## What you have to do:
Give back each entry unchanged, minus pictures.

[Data excerpts]
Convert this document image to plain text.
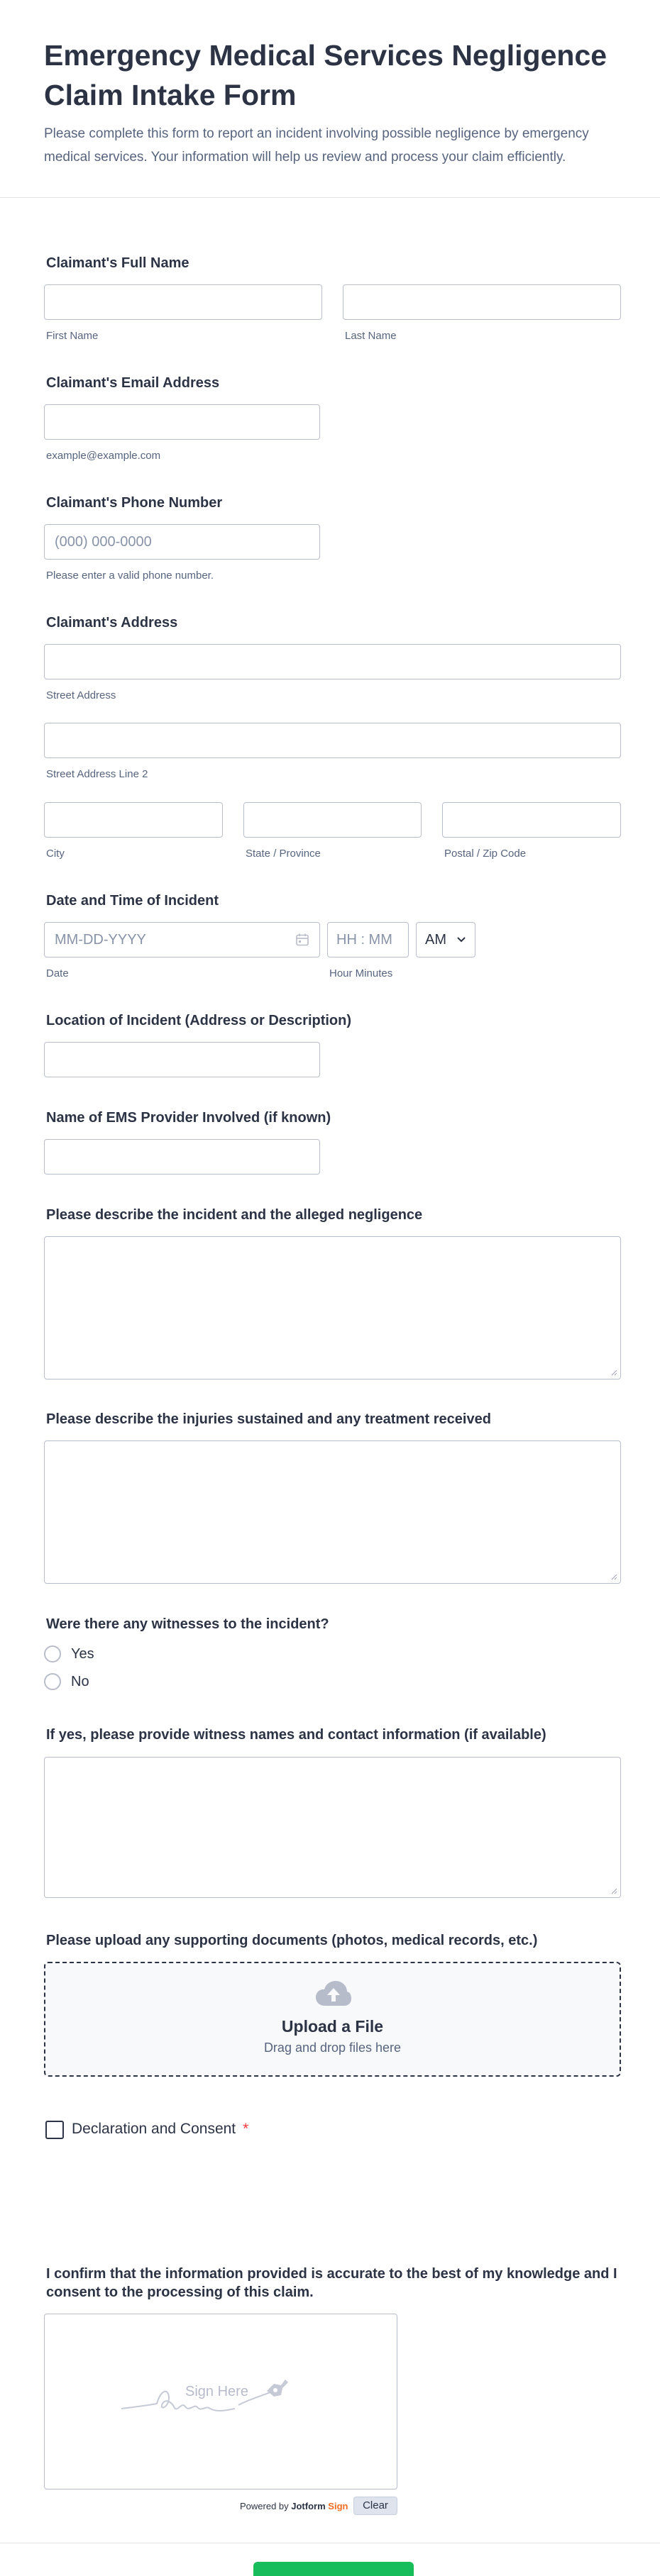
Emergency Medical Services Negligence Claim Intake Form

Please complete this form to report an incident involving possible negligence by emergency medical services. Your information will help us review and process your claim efficiently.

Claimant's Full Name
First Name	Last Name
Claimant's Email Address
example@example.com
Claimant's Phone Number
(000) 000-0000
Please enter a valid phone number.
Claimant's Address
Street Address
Street Address Line 2
City	State / Province	Postal / Zip Code
Date and Time of Incident
MM-DD-YYYY	HH : MM	AM
Date	Hour Minutes
Location of Incident (Address or Description)
Name of EMS Provider Involved (if known)
Please describe the incident and the alleged negligence
Please describe the injuries sustained and any treatment received
Were there any witnesses to the incident?
Yes
No
If yes, please provide witness names and contact information (if available)
Please upload any supporting documents (photos, medical records, etc.)
Upload a File
Drag and drop files here
Declaration and Consent *
I confirm that the information provided is accurate to the best of my knowledge and I consent to the processing of this claim.
Sign Here
Powered by Jotform Sign	Clear
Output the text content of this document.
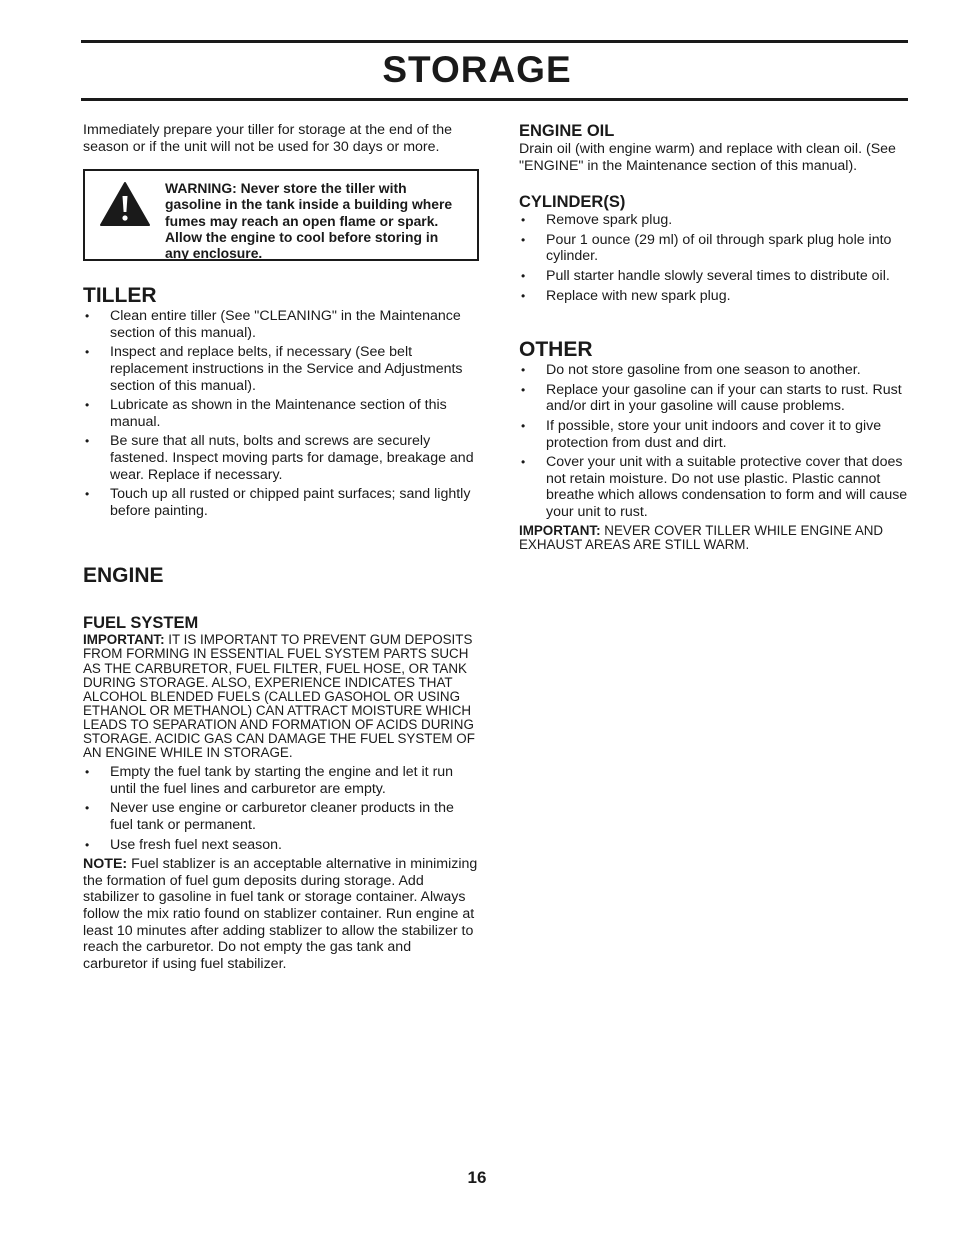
STORAGE

Immediately prepare your tiller for storage at the end of the season or if the unit will not be used for 30 days or more.

WARNING: Never store the tiller with gasoline in the tank inside a building where fumes may reach an open flame or spark. Allow the engine to cool before storing in any enclosure.

TILLER
• Clean entire tiller (See "CLEANING" in the Maintenance section of this manual).
• Inspect and replace belts, if necessary (See belt replacement instructions in the Service and Adjustments section of this manual).
• Lubricate as shown in the Maintenance section of this manual.
• Be sure that all nuts, bolts and screws are securely fastened. Inspect moving parts for damage, breakage and wear. Replace if necessary.
• Touch up all rusted or chipped paint surfaces; sand lightly before painting.
ENGINE
FUEL SYSTEM

IMPORTANT: IT IS IMPORTANT TO PREVENT GUM DEPOSITS FROM FORMING IN ESSENTIAL FUEL SYSTEM PARTS SUCH AS THE CARBURETOR, FUEL FILTER, FUEL HOSE, OR TANK DURING STORAGE. ALSO, EXPERIENCE INDICATES THAT ALCOHOL BLENDED FUELS (CALLED GASOHOL OR USING ETHANOL OR METHANOL) CAN ATTRACT MOISTURE WHICH LEADS TO SEPARATION AND FORMATION OF ACIDS DURING STORAGE. ACIDIC GAS CAN DAMAGE THE FUEL SYSTEM OF AN ENGINE WHILE IN STORAGE.

• Empty the fuel tank by starting the engine and let it run until the fuel lines and carburetor are empty.
• Never use engine or carburetor cleaner products in the fuel tank or permanent.
• Use fresh fuel next season.

NOTE: Fuel stablizer is an acceptable alternative in minimizing the formation of fuel gum deposits during storage. Add stabilizer to gasoline in fuel tank or storage container. Always follow the mix ratio found on stablizer container. Run engine at least 10 minutes after adding stablizer to allow the stabilizer to reach the carburetor. Do not empty the gas tank and carburetor if using fuel stabilizer.

ENGINE OIL

Drain oil (with engine warm) and replace with clean oil. (See "ENGINE" in the Maintenance section of this manual).

CYLINDER(S)
• Remove spark plug.
• Pour 1 ounce (29 ml) of oil through spark plug hole into cylinder.
• Pull starter handle slowly several times to distribute oil.
• Replace with new spark plug.
OTHER
• Do not store gasoline from one season to another.
• Replace your gasoline can if your can starts to rust. Rust and/or dirt in your gasoline will cause problems.
• If possible, store your unit indoors and cover it to give protection from dust and dirt.
• Cover your unit with a suitable protective cover that does not retain moisture. Do not use plastic. Plastic cannot breathe which allows condensation to form and will cause your unit to rust.

IMPORTANT: NEVER COVER TILLER WHILE ENGINE AND EXHAUST AREAS ARE STILL WARM.

16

## Correct result:
Convert this document image to plain text.
Emergency Medical Services Negligence Claim Intake Form

Please complete this form to report an incident involving possible negligence by emergency medical services. Your information will help us review and process your claim efficiently.

Claimant's Full Name
First Name	Last Name
Claimant's Email Address
example@example.com
Claimant's Phone Number
(000) 000-0000
Please enter a valid phone number.
Claimant's Address
Street Address
Street Address Line 2
City	State / Province	Postal / Zip Code
Date and Time of Incident
MM-DD-YYYY	HH : MM	AM
Date	Hour Minutes
Location of Incident (Address or Description)
Name of EMS Provider Involved (if known)
Please describe the incident and the alleged negligence
Please describe the injuries sustained and any treatment received
Were there any witnesses to the incident?
Yes
No
If yes, please provide witness names and contact information (if available)
Please upload any supporting documents (photos, medical records, etc.)
Upload a File
Drag and drop files here
Declaration and Consent *
I confirm that the information provided is accurate to the best of my knowledge and I consent to the processing of this claim.
Sign Here
Powered by Jotform Sign	Clear
Output the text content of this document.
STORAGE

Immediately prepare your tiller for storage at the end of the season or if the unit will not be used for 30 days or more.

WARNING: Never store the tiller with gasoline in the tank inside a building where fumes may reach an open flame or spark. Allow the engine to cool before storing in any enclosure.

TILLER
• Clean entire tiller (See "CLEANING" in the Maintenance section of this manual).
• Inspect and replace belts, if necessary (See belt replacement instructions in the Service and Adjustments section of this manual).
• Lubricate as shown in the Maintenance section of this manual.
• Be sure that all nuts, bolts and screws are securely fastened. Inspect moving parts for damage, breakage and wear. Replace if necessary.
• Touch up all rusted or chipped paint surfaces; sand lightly before painting.
ENGINE
FUEL SYSTEM

IMPORTANT: IT IS IMPORTANT TO PREVENT GUM DEPOSITS FROM FORMING IN ESSENTIAL FUEL SYSTEM PARTS SUCH AS THE CARBURETOR, FUEL FILTER, FUEL HOSE, OR TANK DURING STORAGE. ALSO, EXPERIENCE INDICATES THAT ALCOHOL BLENDED FUELS (CALLED GASOHOL OR USING ETHANOL OR METHANOL) CAN ATTRACT MOISTURE WHICH LEADS TO SEPARATION AND FORMATION OF ACIDS DURING STORAGE. ACIDIC GAS CAN DAMAGE THE FUEL SYSTEM OF AN ENGINE WHILE IN STORAGE.

• Empty the fuel tank by starting the engine and let it run until the fuel lines and carburetor are empty.
• Never use engine or carburetor cleaner products in the fuel tank or permanent.
• Use fresh fuel next season.

NOTE: Fuel stablizer is an acceptable alternative in minimizing the formation of fuel gum deposits during storage. Add stabilizer to gasoline in fuel tank or storage container. Always follow the mix ratio found on stablizer container. Run engine at least 10 minutes after adding stablizer to allow the stabilizer to reach the carburetor. Do not empty the gas tank and carburetor if using fuel stabilizer.

ENGINE OIL

Drain oil (with engine warm) and replace with clean oil. (See "ENGINE" in the Maintenance section of this manual).

CYLINDER(S)
• Remove spark plug.
• Pour 1 ounce (29 ml) of oil through spark plug hole into cylinder.
• Pull starter handle slowly several times to distribute oil.
• Replace with new spark plug.
OTHER
• Do not store gasoline from one season to another.
• Replace your gasoline can if your can starts to rust. Rust and/or dirt in your gasoline will cause problems.
• If possible, store your unit indoors and cover it to give protection from dust and dirt.
• Cover your unit with a suitable protective cover that does not retain moisture. Do not use plastic. Plastic cannot breathe which allows condensation to form and will cause your unit to rust.

IMPORTANT: NEVER COVER TILLER WHILE ENGINE AND EXHAUST AREAS ARE STILL WARM.

16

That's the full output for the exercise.